*AIM OF THE TASK*
All lines holding the string "زاده" are to be shown.

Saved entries
══════════
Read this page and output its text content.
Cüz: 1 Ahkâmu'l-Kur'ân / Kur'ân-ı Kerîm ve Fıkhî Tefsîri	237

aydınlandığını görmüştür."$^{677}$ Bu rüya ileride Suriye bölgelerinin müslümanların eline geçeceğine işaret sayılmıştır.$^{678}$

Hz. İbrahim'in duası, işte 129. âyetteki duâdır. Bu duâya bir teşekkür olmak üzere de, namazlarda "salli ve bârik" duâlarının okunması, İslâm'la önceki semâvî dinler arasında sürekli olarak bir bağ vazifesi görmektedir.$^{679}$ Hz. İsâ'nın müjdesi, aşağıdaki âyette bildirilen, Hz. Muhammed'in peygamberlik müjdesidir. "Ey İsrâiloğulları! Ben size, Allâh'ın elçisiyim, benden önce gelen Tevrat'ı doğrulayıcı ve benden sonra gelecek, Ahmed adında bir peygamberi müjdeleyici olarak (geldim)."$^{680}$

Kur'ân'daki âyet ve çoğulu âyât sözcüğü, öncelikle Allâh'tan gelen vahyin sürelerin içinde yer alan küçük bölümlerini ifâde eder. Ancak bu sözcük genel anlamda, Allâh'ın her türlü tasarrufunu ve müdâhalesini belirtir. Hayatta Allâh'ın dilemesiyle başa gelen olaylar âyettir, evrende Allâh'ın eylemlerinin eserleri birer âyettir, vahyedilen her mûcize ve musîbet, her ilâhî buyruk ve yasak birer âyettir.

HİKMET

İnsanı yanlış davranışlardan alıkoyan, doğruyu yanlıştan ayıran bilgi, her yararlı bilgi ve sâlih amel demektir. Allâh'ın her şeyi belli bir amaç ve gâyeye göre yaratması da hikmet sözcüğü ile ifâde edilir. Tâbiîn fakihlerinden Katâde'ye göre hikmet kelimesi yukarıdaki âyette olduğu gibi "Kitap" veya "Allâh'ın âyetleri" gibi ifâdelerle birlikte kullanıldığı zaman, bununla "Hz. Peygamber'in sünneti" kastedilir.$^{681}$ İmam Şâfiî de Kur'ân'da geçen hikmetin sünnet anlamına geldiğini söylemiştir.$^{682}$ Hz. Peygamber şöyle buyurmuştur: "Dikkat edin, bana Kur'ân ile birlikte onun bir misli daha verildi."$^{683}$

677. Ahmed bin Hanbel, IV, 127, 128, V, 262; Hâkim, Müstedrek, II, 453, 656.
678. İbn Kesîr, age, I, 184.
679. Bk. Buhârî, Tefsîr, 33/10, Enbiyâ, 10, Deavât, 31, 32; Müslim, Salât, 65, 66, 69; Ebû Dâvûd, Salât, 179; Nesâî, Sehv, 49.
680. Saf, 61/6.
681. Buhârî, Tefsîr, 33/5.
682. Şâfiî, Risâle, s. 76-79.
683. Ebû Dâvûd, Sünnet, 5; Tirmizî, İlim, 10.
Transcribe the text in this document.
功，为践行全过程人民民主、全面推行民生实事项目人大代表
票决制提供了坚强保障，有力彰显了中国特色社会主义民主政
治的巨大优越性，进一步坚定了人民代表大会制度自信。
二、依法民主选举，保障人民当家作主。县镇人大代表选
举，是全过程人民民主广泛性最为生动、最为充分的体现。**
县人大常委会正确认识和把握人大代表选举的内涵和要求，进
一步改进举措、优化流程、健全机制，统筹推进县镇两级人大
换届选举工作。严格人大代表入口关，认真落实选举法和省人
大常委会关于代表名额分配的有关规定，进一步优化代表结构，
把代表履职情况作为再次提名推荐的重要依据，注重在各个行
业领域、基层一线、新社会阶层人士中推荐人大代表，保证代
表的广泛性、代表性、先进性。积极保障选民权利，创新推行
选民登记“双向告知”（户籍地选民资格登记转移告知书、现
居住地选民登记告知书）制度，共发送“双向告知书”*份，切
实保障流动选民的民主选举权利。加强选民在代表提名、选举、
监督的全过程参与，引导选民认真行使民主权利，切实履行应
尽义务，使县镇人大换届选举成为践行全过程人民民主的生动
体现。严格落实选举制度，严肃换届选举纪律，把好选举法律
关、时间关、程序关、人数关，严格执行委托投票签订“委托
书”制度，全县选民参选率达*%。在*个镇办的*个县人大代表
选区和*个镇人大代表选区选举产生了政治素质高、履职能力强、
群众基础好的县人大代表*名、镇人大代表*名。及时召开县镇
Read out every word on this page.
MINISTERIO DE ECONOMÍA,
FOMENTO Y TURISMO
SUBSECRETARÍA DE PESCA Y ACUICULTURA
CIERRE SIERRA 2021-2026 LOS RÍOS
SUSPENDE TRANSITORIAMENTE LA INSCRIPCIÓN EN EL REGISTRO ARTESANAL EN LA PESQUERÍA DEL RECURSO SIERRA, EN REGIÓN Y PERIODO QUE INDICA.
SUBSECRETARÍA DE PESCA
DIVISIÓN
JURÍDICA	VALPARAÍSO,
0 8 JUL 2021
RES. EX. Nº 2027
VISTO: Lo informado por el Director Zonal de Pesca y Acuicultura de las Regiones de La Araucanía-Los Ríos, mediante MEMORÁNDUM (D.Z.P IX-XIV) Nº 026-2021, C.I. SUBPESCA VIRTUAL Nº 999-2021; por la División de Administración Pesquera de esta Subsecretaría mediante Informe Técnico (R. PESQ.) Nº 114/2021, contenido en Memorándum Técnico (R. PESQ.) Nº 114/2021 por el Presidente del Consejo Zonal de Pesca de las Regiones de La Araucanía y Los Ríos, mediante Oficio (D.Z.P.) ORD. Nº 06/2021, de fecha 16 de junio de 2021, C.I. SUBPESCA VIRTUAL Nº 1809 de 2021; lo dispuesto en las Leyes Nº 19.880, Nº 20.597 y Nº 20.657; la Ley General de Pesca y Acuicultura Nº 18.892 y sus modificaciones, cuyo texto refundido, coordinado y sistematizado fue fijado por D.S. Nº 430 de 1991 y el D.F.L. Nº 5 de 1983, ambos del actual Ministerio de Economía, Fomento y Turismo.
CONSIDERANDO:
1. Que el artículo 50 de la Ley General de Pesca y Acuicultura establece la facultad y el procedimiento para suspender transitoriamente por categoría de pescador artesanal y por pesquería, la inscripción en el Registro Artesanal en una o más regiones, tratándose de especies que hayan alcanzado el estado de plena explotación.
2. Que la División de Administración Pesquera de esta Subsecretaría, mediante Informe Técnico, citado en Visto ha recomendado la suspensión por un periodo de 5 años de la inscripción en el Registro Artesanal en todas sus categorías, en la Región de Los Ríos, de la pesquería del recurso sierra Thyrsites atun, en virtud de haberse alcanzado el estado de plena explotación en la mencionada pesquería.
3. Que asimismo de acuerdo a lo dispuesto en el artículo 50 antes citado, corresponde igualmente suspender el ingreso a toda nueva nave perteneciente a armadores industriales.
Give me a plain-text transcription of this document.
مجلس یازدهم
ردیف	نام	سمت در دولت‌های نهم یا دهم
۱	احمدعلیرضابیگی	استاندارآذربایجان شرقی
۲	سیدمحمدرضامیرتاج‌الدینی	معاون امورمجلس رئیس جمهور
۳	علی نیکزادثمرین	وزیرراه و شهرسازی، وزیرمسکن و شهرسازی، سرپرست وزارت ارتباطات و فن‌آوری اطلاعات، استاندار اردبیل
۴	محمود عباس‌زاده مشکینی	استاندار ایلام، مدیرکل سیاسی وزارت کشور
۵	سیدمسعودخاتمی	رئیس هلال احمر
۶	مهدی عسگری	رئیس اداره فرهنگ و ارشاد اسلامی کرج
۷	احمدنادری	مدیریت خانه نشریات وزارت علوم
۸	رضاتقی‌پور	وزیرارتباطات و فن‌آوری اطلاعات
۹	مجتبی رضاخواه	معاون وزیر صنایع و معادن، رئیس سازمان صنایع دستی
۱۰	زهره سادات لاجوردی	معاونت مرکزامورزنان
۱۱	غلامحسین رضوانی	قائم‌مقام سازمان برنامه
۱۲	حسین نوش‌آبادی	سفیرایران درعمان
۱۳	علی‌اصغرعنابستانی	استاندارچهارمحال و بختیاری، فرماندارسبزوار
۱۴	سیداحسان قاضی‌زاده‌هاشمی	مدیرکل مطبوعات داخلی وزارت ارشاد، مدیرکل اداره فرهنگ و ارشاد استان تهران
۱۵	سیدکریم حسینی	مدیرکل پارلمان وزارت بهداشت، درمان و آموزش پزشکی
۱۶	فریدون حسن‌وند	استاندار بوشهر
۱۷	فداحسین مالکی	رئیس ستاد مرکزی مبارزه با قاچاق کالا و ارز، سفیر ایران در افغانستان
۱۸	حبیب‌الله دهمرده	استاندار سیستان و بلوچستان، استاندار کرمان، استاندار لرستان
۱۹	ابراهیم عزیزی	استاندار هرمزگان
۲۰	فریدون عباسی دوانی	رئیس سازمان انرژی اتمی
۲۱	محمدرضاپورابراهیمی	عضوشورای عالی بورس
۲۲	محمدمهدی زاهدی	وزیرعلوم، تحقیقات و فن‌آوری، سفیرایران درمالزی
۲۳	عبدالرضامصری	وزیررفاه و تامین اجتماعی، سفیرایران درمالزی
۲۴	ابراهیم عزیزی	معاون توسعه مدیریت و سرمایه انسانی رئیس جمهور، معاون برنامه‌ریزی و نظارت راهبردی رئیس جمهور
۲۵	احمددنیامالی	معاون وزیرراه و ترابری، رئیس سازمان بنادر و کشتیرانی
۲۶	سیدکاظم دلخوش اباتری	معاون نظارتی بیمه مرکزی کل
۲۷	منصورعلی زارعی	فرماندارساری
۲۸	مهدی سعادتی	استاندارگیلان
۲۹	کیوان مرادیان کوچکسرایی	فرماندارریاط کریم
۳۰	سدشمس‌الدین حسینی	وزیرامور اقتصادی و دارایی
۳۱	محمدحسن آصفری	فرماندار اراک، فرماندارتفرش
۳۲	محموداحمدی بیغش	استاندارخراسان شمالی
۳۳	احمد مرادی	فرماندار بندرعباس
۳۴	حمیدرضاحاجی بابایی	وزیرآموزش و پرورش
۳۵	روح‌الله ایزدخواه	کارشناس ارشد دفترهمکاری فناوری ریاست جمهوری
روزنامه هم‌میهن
══════════
*EXPECTED ANSWER*
۴	محمود عباس‌زاده مشکینی	استاندار ایلام، مدیرکل سیاسی وزارت کشور
۱۴	سیداحسان قاضی‌زاده‌هاشمی	مدیرکل مطبوعات داخلی وزارت ارشاد، مدیرکل اداره فرهنگ و ارشاد استان تهران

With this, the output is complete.